- **Задания к упражнению**
(A) Ответьте на вопросы по фрагменту о Кальвине:
(i) Какого числа и в каком году Кальвин был в Париже?
(ii) Кто отправился в путь вместе с Кальвиным?
(iii) Где именно в Женеве остановился Кальвин?
(B) Продолжите фрагмент о Кальвине, начав сразу после его последнего предложения.

- **Фрагмент текста**
================
2 июня 1536 года Кальвин был в Париже, где устроил дела по завещанному от отца скудному наследству, а из Парижа заехал в Нойон.[178] Снова услышал родные колокола; снова увидел родные холмы и поля, где вековая тишина, —
И в этой тишине он вдруг почувствовал, что не он сам решит, что ему делать, а за него — Тот, Кто ведет его в темноте за руку.
«Я твердо решил, покинув навсегда Францию, переселиться в Германию (Швейцарию), чтобы там успокоиться в каком-нибудь неизвестном углу», — вспомнит он через много лет.[179]
Вместе с младшим братом, Антуаном, сестрой Марией и другом своим, нойонским судьей, сеньором де Норманди, в первых числах июня Кальвин двинулся в путь.[180]
«Слез мне стоит каждый шаг, приближающий меня к чужбине. Но что же делать? Если во Франции истина жить не может, то и я не могу. Ее судьба да будет моею».[181]
Ехал через Страсбург в Базель, но так как в эти дни император вел войну с французским королем и все пути через Лотарингию были заняты королевскими войсками, то вынужден был вернуться далеко на юг, чтобы пробраться в Базель обходным путем через Савойю и Женеву.[182]
«Я решил как можно скорее миновать Женеву, проведя в ней не больше одной ночи, потому что в городе этом царствовал тогда беспорядок и междоусобие», — вспоминает Кальвин.[183] Но недаром, по слову Бэзы, «сам Бог привел его в Женеву».[184]
Давний друг Кальвина, ангулемский каноник, Луи дю Тиллье, тоже протестант, бежавший из Франции, случайно узнав, что Кальвин находится проездом в Женеве, на постоялом дворе у Корнавенских ворот, сообщил об этом другому французскому изгнаннику и общему другу их, Невшательскому проповеднику, мэтру Гильому Фарелю.[185] Тот кинулся к нему на постоялый двор и, вломившись в комнату его, несмотря на поздний час ночи, когда, уставши с дороги, он думал только об одном — как бы поскорее лечь спать, — бросился к нему на шею.
================
Записи разметки макета

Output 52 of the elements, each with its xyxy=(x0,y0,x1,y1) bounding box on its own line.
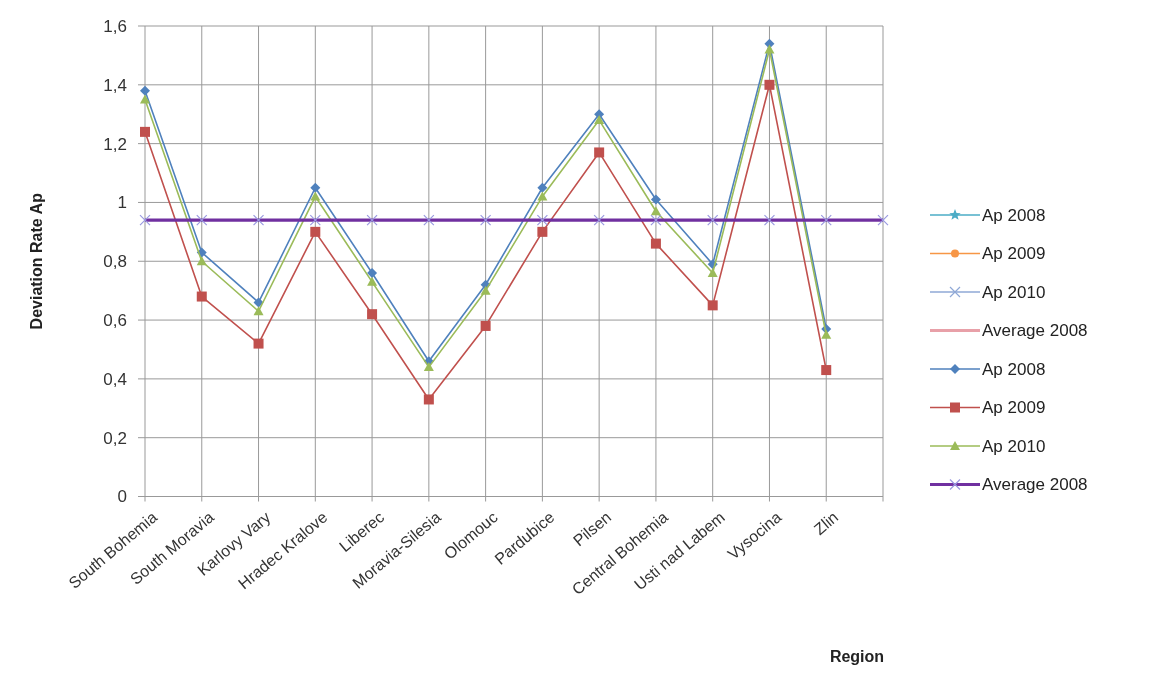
point xyxy=(367,276,378,286)
y-tick-label: 1 xyxy=(117,193,127,213)
point xyxy=(310,191,321,201)
point xyxy=(310,226,321,237)
point xyxy=(764,44,775,54)
point xyxy=(423,362,434,372)
point xyxy=(537,182,548,193)
point xyxy=(423,394,434,405)
point xyxy=(821,365,832,376)
point xyxy=(594,115,605,125)
point xyxy=(253,338,264,349)
point xyxy=(594,147,605,158)
y-tick-label: 1,2 xyxy=(103,134,127,154)
y-tick-label: 1,4 xyxy=(103,75,127,95)
point xyxy=(537,226,548,237)
point xyxy=(140,85,150,96)
legend-label: Ap 2008 xyxy=(982,205,1046,225)
x-axis-title: Region xyxy=(829,648,885,665)
legend-label: Ap 2010 xyxy=(982,282,1046,302)
legend-label: Ap 2009 xyxy=(982,244,1046,264)
point xyxy=(650,194,661,205)
point xyxy=(537,191,548,201)
point xyxy=(310,182,321,193)
legend-label: Ap 2008 xyxy=(982,359,1046,379)
legend-label: Average 2008 xyxy=(982,475,1088,495)
y-axis-title: Deviation Rate Ap xyxy=(28,192,45,330)
point xyxy=(480,320,491,331)
y-tick-label: 0,6 xyxy=(103,311,127,331)
point xyxy=(196,291,207,302)
point xyxy=(707,268,718,278)
point xyxy=(253,297,264,308)
y-tick-label: 0,2 xyxy=(103,428,127,448)
point xyxy=(140,94,150,104)
legend-label: Average 2008 xyxy=(982,321,1088,341)
y-tick-label: 0 xyxy=(117,487,127,507)
point xyxy=(480,285,491,295)
point xyxy=(707,300,718,311)
point xyxy=(253,306,264,316)
point xyxy=(367,268,378,279)
point xyxy=(140,126,150,137)
point xyxy=(650,238,661,249)
x-tick-label: Zlin xyxy=(810,508,842,538)
point xyxy=(367,309,378,320)
point xyxy=(764,79,775,90)
point xyxy=(196,256,207,266)
point xyxy=(821,329,832,339)
y-tick-label: 0,8 xyxy=(103,252,127,272)
legend-label: Ap 2010 xyxy=(982,436,1046,456)
legend-label: Ap 2009 xyxy=(982,398,1046,418)
y-tick-label: 0,4 xyxy=(103,369,127,389)
point xyxy=(650,206,661,216)
y-tick-label: 1,6 xyxy=(103,16,127,36)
================
- **Ответы к упражнению**
(A)
(i) 2 июня 1536 года.
(ii) Младший брат Антуан, сестра Мария и друг Кальвина, нойонский судья сеньор де Норманди.
(iii) На постоялом дворе у Корнавенских ворот.

(B)
— Вас-то мне и надо, мэтр Жан! Надолго ли в Женеву?
— Только переночую и завтра, на рассвете, дальше в путь…
— Завтра? Ну нет, мы вас отсюда так скоро не выпустим. Сам Бог послал вас в Женеву — дела вам тут будет по горло. Дальше никуда не поедете. Это не я вам говорю, а Тот, Кто избрал вас на дело Свое и к нам сюда привел!
— Нет, мэтр Гильом, вы во мне ошибаетесь: дело мое сейчас не на людях, а вдали от людей. Прежде чем других учить, я должен сам научиться и, когда научусь, хочу послужить не только здешней Церкви, но и всем остальным…
— Так не хотите остаться?
— Нет, не хочу…
— Савл! Савл! трудно тебе идти против рожна!
— Именем Божьим умоляю вас, мэтр Гильом, дайте мне послужить Богу, как я могу!
Стукнул Фарель кулаком по столу и, вдруг вскочив, поднял руки в широких рукавах священнической рясы, и откинутая свечой на белую стену черная тень от него взмахнула крыльями, как исполинская летучая мышь; потом, наклонившись к нему, жилистую, огромную, красную, с рыжими волосами и веснушками, лапу свою положил на женственно-тонкую, с тонкими, длинными пальцами, бледную руку Кальвина, такую же прекрасную, как у матери его, красавицы, Жанны Лефран. Стоило только сравнить эти две руки, чтобы понять, как противоположны были эти два человека и что сблизиться они могли только по закону «сходящихся крайностей»: тонкость и грубость, сдержанность и безудержность, тишина и буря, создание и разрушение — вот Кальвин и Фарель.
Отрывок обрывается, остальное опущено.